↓

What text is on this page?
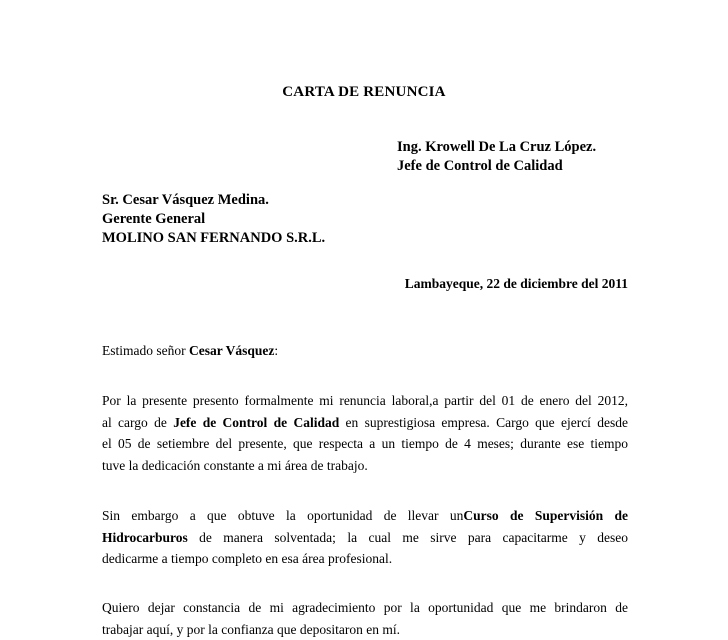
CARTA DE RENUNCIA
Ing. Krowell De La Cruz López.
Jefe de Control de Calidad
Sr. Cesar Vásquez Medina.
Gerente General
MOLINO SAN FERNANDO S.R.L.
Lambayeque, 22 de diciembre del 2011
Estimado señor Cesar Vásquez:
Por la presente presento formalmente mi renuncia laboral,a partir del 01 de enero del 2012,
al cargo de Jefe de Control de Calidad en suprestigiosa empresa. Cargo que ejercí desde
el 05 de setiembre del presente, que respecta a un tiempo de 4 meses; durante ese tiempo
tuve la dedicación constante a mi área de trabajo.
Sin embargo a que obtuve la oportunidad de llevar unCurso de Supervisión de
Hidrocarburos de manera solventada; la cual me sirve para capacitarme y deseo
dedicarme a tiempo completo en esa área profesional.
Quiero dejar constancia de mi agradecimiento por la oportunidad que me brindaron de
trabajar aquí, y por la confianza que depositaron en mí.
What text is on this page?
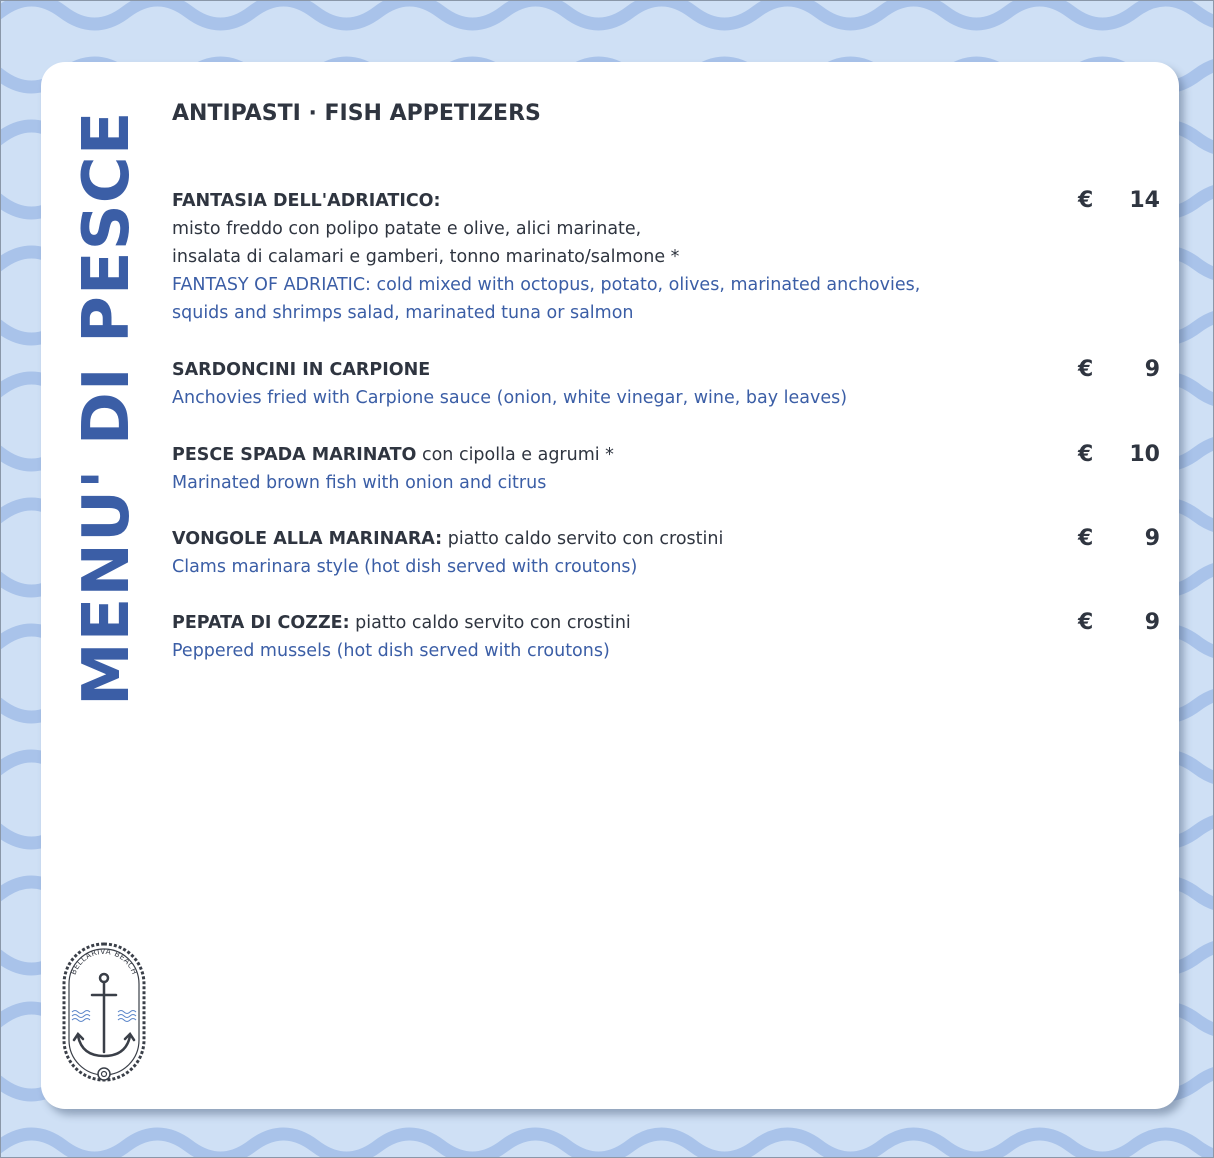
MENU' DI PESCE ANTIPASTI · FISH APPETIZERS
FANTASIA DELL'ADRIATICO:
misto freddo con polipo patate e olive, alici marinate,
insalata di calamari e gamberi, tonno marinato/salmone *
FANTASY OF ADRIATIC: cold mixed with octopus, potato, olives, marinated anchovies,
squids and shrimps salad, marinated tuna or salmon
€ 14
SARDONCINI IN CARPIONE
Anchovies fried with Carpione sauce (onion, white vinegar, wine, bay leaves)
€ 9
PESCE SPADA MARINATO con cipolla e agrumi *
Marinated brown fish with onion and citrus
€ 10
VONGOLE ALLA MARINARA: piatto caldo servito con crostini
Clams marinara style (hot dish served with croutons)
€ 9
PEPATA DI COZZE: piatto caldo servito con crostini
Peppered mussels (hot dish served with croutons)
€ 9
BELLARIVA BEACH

↑
↓

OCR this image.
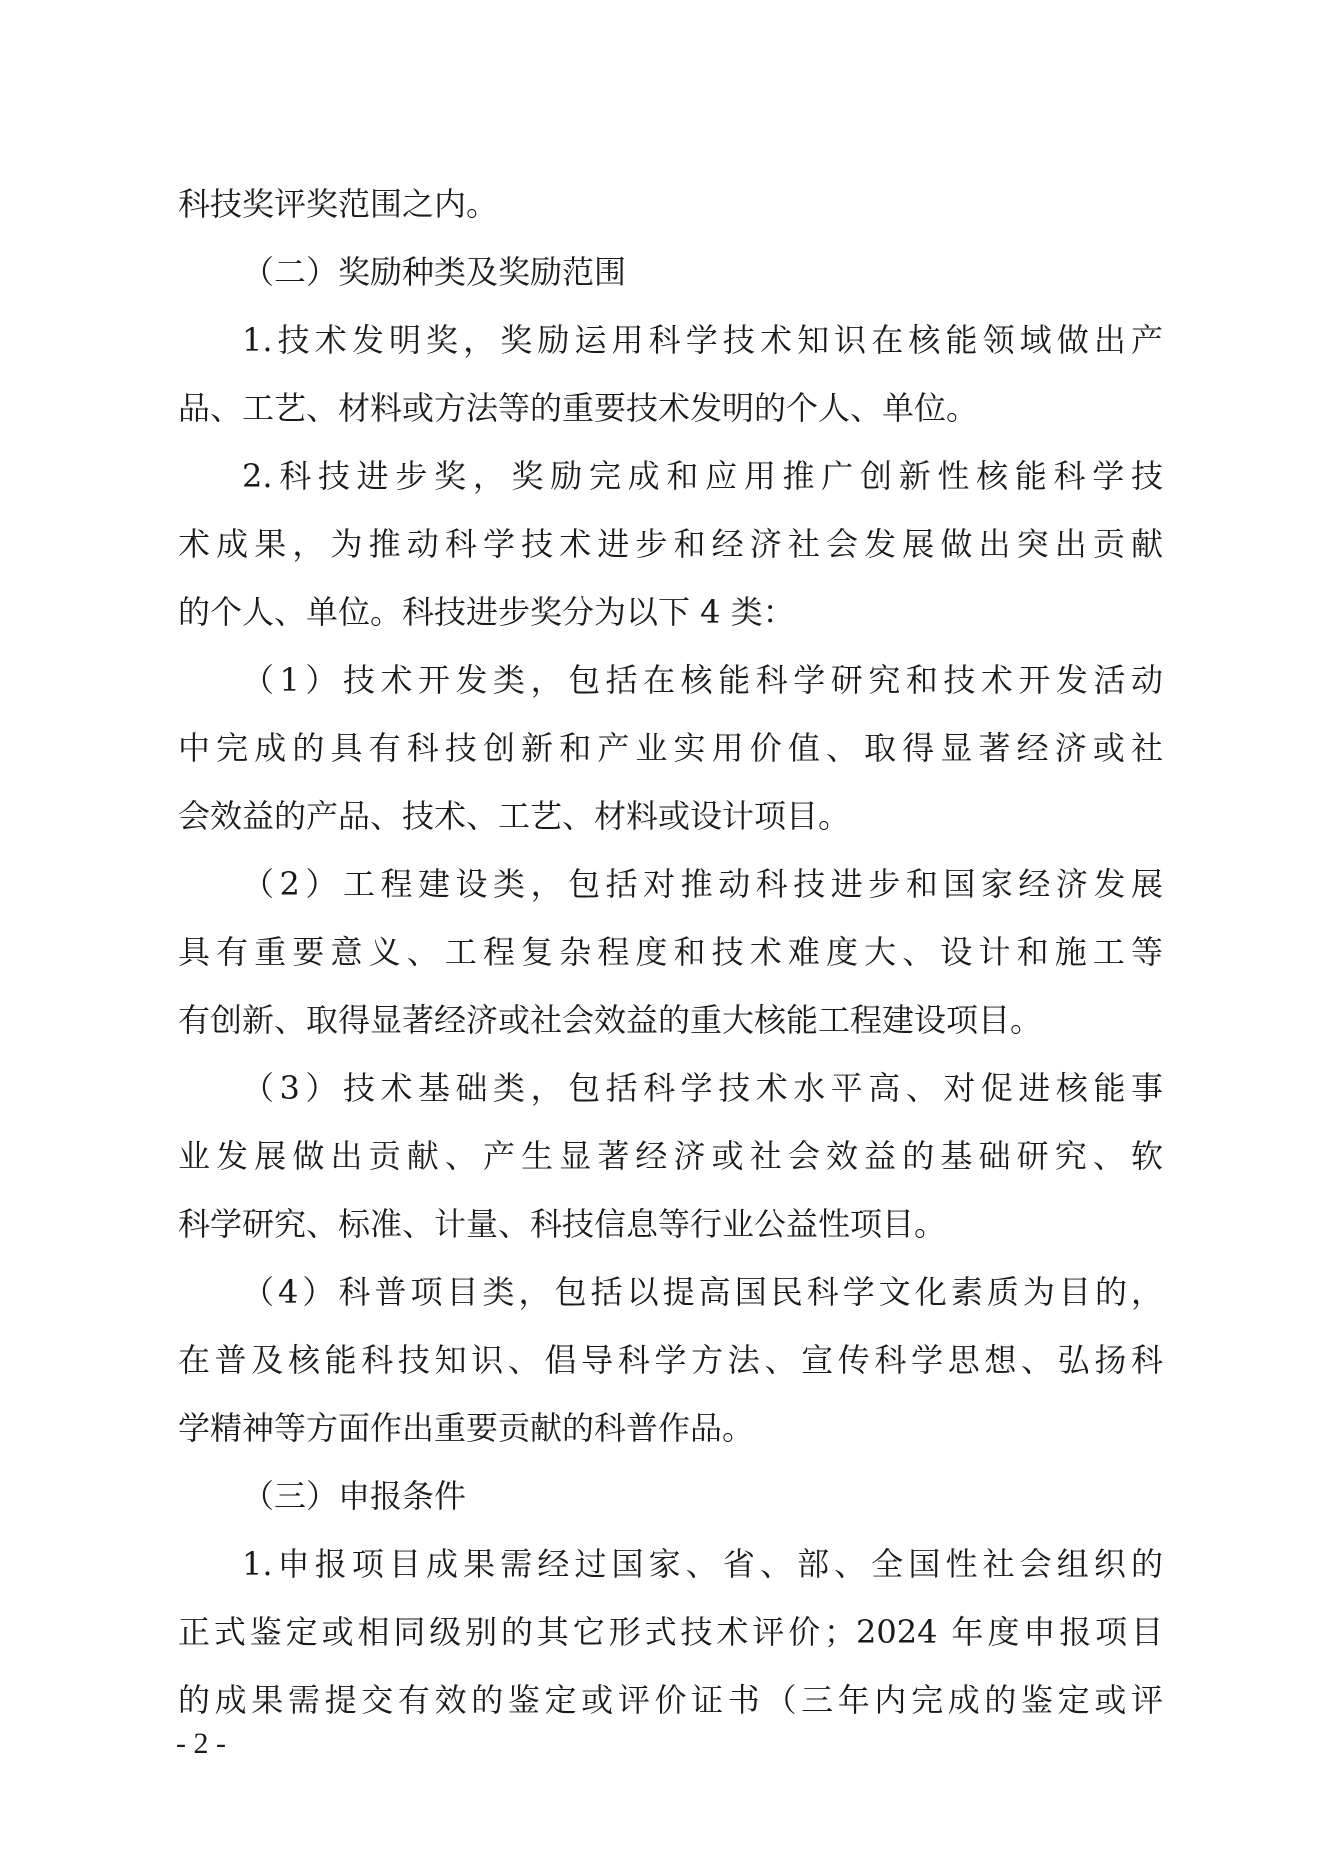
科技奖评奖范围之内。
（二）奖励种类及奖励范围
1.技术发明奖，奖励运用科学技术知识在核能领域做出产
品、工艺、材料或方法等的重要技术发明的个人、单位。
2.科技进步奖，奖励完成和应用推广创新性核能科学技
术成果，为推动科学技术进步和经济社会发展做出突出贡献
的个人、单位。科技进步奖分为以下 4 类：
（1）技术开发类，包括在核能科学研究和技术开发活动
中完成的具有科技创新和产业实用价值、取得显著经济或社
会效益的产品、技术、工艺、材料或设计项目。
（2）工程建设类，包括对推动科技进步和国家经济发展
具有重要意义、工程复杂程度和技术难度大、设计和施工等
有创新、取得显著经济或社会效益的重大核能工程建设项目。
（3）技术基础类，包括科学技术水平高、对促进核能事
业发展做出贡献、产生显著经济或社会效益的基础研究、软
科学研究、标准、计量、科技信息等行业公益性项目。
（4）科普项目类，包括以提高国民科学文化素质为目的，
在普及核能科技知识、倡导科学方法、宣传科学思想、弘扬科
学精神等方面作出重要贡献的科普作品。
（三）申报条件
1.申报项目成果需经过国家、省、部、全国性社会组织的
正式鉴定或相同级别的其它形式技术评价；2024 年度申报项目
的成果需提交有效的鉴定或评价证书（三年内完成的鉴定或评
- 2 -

↑

**What to produce:**
Give solely the number of lines in the data that contain the string "caldo".

**Exercise solution:**
2